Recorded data
==*==

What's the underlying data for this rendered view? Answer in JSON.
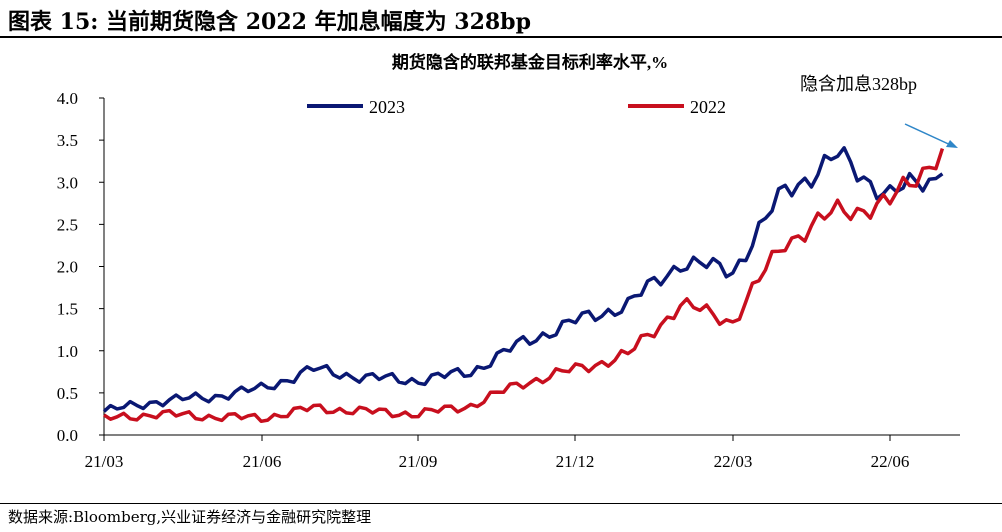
{
  "page_title": "图表 15: 当前期货隐含 2022 年加息幅度为 328bp",
  "source_note": "数据来源:Bloomberg,兴业证券经济与金融研究院整理",
  "colors": {
    "series_2023": "#0a1873",
    "series_2022": "#c80f1e",
    "annotation": "#2e86c8"
  },
  "chart_data": {
    "type": "line",
    "title": "期货隐含的联邦基金目标利率水平,%",
    "ylim": [
      0,
      4
    ],
    "yticks": [
      "0.0",
      "0.5",
      "1.0",
      "1.5",
      "2.0",
      "2.5",
      "3.0",
      "3.5",
      "4.0"
    ],
    "xticks": [
      "21/03",
      "21/06",
      "21/09",
      "21/12",
      "22/03",
      "22/06"
    ],
    "xlabel": "",
    "ylabel": "",
    "grid": false,
    "legend": "top",
    "annotation": {
      "text": "隐含加息328bp"
    },
    "x": [
      "21/03",
      "21/04",
      "21/05",
      "21/06",
      "21/07",
      "21/08",
      "21/09",
      "21/10",
      "21/11",
      "21/12",
      "22/01",
      "22/02",
      "22/03",
      "22/04",
      "22/05",
      "22/06",
      "22/07"
    ],
    "series": [
      {
        "name": "2023",
        "color": "#0a1873",
        "values": [
          0.28,
          0.4,
          0.45,
          0.55,
          0.78,
          0.68,
          0.65,
          0.75,
          1.1,
          1.35,
          1.55,
          2.05,
          1.95,
          2.9,
          3.3,
          2.85,
          3.1
        ]
      },
      {
        "name": "2022",
        "color": "#c80f1e",
        "values": [
          0.19,
          0.25,
          0.22,
          0.2,
          0.32,
          0.28,
          0.25,
          0.35,
          0.62,
          0.78,
          0.95,
          1.55,
          1.35,
          2.3,
          2.65,
          2.75,
          3.4
        ]
      }
    ]
  }
}
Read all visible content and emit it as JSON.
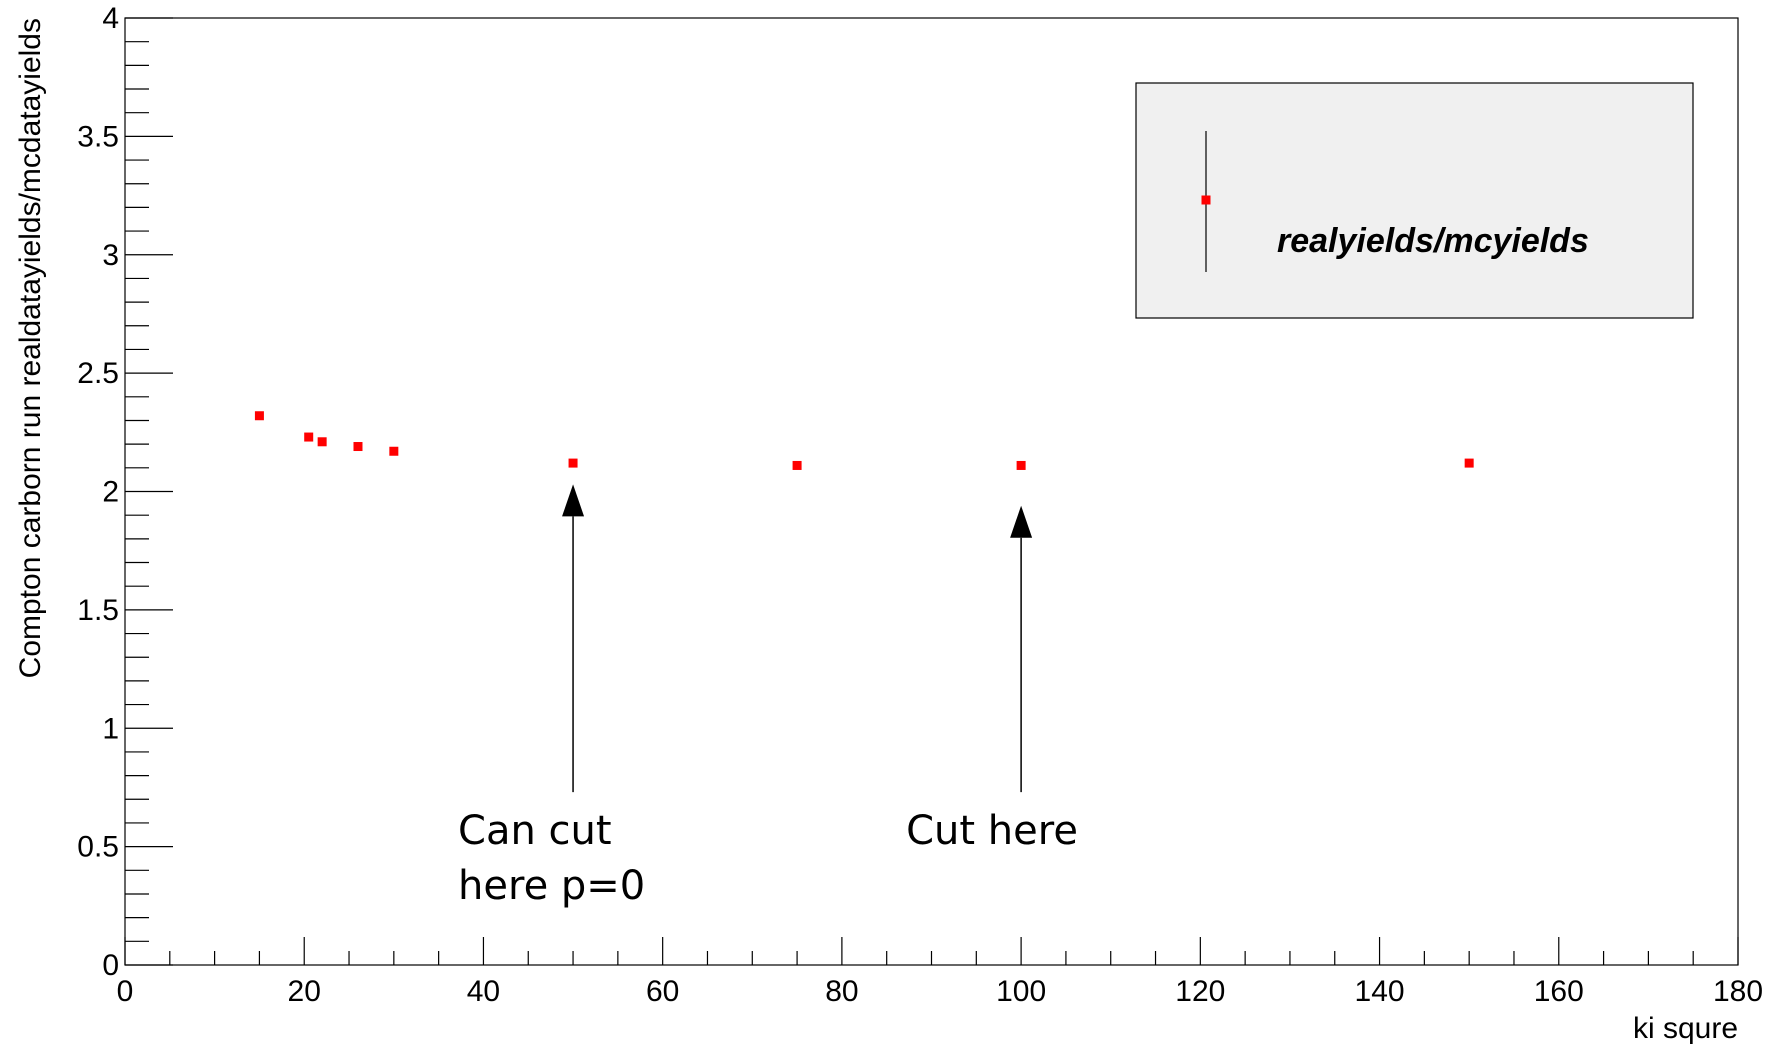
{
  "chart_data": {
    "type": "scatter",
    "title": "",
    "xlabel": "ki squre",
    "ylabel": "Compton carborn run realdatayields/mcdatayields",
    "xlim": [
      0,
      180
    ],
    "ylim": [
      0,
      4
    ],
    "x_ticks": [
      "0",
      "20",
      "40",
      "60",
      "80",
      "100",
      "120",
      "140",
      "160",
      "180"
    ],
    "y_ticks": [
      "0",
      "0.5",
      "1",
      "1.5",
      "2",
      "2.5",
      "3",
      "3.5",
      "4"
    ],
    "grid": false,
    "legend_position": "top-right",
    "series": [
      {
        "name": "realyields/mcyields",
        "color": "#ff0000",
        "marker": "square",
        "x": [
          15,
          20.5,
          22,
          26,
          30,
          50,
          75,
          100,
          150
        ],
        "y": [
          2.32,
          2.23,
          2.21,
          2.19,
          2.17,
          2.12,
          2.11,
          2.11,
          2.12
        ]
      }
    ],
    "annotations": [
      {
        "lines": [
          "Can cut",
          "here p=0"
        ],
        "arrow_x": 50,
        "arrow_from_y": 0.73,
        "arrow_to_y": 2.03
      },
      {
        "lines": [
          "Cut here"
        ],
        "arrow_x": 100,
        "arrow_from_y": 0.73,
        "arrow_to_y": 1.94
      }
    ]
  }
}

==*==

**Written request:** Gather every line from the listing above in which the word "JSON" appears.

**Solution for this exercise:**
What's the underlying data for this rendered view? Answer in JSON.
Read all visible content and emit it as JSON.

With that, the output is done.